Material for the task:
————

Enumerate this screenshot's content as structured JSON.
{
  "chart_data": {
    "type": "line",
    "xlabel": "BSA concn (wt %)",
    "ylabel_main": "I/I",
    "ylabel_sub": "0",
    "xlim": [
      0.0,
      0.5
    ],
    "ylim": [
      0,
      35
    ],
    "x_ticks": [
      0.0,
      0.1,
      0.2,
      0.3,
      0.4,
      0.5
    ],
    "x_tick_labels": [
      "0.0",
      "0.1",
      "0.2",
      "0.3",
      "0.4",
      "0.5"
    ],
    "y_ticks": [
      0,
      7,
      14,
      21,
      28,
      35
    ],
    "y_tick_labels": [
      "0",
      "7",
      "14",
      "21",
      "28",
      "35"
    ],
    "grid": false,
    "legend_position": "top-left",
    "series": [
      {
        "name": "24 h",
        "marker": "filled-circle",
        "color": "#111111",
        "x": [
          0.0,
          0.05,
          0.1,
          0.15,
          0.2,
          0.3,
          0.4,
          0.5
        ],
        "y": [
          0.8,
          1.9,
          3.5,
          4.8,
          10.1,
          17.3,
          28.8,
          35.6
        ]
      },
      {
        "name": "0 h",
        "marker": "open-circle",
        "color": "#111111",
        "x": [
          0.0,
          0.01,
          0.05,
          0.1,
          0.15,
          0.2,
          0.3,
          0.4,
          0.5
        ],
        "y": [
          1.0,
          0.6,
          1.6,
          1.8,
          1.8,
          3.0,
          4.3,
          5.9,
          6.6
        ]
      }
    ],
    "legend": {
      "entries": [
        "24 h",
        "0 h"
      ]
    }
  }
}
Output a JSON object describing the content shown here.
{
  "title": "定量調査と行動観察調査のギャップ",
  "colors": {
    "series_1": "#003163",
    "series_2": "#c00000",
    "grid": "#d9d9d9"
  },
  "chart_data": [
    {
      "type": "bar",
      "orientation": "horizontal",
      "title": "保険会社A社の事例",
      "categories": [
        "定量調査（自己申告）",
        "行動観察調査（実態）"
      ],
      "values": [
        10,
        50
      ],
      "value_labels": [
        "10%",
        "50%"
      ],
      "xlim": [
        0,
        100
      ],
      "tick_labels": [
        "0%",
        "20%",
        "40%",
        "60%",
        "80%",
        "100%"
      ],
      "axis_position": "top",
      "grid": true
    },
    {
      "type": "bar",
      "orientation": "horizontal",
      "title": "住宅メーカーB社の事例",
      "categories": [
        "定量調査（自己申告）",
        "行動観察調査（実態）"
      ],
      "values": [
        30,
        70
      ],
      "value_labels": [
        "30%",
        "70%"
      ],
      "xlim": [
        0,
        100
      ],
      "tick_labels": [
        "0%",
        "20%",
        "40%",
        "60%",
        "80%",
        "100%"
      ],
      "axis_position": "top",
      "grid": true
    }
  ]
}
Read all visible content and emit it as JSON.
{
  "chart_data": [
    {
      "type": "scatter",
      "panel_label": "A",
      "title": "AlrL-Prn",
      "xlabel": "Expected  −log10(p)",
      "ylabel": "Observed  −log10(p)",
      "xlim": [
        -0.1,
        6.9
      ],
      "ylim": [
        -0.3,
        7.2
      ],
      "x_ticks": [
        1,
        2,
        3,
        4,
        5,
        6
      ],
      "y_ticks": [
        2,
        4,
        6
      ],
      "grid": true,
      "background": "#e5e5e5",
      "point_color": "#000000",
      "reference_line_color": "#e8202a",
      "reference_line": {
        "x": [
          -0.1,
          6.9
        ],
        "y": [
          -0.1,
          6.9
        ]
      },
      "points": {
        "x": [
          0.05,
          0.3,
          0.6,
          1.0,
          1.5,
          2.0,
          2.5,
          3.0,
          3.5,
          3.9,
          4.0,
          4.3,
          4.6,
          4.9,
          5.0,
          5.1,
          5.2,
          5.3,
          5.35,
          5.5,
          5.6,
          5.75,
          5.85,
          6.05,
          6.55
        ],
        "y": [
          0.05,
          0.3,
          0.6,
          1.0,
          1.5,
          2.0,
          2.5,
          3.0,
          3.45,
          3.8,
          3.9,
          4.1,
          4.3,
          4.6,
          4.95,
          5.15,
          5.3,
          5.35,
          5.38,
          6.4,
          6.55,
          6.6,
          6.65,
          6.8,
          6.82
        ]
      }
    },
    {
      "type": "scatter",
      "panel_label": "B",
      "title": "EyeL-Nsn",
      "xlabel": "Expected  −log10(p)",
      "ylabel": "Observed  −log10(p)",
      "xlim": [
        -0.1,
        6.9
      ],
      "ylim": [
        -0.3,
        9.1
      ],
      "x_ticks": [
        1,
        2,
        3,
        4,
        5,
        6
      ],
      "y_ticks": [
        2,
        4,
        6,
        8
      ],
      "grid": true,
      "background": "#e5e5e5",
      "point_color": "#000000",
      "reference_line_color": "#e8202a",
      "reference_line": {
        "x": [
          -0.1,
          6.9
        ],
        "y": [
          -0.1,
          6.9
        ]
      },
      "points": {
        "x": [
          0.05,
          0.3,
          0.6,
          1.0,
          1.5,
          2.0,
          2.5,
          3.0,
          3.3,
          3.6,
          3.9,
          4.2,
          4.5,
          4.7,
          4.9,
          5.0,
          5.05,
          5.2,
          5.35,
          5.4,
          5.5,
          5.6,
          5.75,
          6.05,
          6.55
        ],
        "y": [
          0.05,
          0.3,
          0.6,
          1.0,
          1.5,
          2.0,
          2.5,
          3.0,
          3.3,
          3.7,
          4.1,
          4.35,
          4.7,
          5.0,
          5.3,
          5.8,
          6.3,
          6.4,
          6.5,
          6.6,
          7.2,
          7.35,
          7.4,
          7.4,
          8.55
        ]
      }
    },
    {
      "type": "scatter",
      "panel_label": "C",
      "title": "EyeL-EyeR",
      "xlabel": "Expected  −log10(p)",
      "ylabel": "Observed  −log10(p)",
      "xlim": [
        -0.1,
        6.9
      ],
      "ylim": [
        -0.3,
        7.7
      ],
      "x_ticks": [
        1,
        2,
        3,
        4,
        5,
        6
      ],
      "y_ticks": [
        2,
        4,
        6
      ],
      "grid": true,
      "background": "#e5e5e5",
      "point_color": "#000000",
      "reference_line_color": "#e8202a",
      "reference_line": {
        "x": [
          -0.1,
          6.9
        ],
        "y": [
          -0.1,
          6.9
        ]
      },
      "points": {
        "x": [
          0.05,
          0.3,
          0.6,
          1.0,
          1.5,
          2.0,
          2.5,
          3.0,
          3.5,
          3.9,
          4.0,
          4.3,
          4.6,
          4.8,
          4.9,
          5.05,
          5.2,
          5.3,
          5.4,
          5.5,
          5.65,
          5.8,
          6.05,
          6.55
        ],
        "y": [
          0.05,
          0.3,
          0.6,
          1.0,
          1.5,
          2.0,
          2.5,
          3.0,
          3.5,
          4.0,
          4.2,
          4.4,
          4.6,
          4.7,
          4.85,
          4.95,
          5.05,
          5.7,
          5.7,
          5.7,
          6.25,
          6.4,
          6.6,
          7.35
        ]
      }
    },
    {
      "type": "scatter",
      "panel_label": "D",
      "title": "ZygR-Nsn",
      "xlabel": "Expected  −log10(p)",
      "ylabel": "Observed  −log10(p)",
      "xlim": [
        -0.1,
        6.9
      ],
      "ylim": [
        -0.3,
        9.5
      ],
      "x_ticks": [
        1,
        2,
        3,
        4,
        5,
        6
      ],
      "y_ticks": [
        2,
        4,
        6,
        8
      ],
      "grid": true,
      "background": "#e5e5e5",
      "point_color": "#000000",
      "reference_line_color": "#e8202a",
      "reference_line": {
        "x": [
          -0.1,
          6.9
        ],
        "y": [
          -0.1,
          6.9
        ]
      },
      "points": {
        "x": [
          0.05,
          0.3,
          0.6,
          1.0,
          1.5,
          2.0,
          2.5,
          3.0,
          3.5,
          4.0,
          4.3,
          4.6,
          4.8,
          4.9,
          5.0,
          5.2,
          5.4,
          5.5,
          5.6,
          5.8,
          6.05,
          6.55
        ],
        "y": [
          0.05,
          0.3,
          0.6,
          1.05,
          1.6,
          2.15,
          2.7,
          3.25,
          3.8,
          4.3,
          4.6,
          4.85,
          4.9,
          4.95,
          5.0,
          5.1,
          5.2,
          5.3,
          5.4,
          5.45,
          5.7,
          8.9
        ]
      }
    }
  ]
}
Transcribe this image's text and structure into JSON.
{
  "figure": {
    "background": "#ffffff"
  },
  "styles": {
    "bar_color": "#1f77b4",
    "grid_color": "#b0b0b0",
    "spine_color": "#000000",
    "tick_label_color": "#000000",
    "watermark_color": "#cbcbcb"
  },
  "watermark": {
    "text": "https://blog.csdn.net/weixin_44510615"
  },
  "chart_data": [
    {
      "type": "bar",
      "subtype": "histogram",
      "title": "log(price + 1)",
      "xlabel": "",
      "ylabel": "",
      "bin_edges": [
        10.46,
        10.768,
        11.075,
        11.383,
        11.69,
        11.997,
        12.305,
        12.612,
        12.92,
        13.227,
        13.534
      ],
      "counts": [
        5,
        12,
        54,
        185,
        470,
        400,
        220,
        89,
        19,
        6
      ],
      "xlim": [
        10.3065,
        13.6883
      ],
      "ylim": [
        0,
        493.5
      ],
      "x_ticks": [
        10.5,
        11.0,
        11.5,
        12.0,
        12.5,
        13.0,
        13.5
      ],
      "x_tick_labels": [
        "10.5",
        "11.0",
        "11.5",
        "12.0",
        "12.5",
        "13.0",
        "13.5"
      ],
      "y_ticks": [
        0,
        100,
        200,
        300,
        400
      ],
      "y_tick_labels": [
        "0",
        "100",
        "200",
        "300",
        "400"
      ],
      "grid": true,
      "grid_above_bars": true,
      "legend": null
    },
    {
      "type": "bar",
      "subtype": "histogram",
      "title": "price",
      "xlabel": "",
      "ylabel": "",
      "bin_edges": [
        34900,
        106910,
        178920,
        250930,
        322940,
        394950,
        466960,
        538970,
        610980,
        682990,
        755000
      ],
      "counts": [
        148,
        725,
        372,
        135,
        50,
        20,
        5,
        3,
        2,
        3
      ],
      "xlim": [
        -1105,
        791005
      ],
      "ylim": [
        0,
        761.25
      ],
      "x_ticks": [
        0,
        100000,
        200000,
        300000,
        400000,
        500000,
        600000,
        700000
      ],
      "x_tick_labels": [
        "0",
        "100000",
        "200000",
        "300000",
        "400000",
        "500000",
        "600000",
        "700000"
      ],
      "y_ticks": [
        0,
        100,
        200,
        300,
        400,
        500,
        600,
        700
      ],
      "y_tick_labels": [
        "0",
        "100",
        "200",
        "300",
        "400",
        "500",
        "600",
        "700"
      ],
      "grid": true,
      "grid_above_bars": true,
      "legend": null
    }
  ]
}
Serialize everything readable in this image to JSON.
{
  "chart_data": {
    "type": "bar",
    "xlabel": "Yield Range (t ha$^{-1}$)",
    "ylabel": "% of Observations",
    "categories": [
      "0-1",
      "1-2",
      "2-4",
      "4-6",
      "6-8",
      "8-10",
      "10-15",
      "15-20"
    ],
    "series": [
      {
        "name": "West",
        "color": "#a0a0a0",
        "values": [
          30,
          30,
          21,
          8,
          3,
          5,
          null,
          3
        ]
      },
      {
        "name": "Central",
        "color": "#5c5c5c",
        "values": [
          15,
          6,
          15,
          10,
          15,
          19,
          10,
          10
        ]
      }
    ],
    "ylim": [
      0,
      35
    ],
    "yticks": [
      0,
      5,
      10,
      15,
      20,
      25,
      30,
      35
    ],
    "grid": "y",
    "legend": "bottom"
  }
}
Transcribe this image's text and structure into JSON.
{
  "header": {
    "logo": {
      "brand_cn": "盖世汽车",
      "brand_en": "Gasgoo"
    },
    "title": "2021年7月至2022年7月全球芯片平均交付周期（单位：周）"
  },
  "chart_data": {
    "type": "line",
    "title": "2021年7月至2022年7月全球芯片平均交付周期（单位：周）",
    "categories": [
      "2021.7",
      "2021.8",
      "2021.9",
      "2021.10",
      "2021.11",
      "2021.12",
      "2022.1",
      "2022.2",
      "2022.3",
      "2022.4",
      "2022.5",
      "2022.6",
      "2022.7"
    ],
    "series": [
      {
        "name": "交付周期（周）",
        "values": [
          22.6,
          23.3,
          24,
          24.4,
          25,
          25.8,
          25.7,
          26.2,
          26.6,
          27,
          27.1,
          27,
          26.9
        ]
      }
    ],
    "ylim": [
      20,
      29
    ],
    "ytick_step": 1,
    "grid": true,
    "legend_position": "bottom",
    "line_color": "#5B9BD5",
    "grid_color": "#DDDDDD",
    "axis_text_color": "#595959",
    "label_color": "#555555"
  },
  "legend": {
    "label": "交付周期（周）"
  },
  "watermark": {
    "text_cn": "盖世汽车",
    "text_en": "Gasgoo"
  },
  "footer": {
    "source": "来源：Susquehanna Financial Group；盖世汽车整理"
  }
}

————

Task requirements: Take every line from the records above that has the word "marker" and copy it.

Worked solution:
        "marker": "filled-circle",
        "marker": "open-circle",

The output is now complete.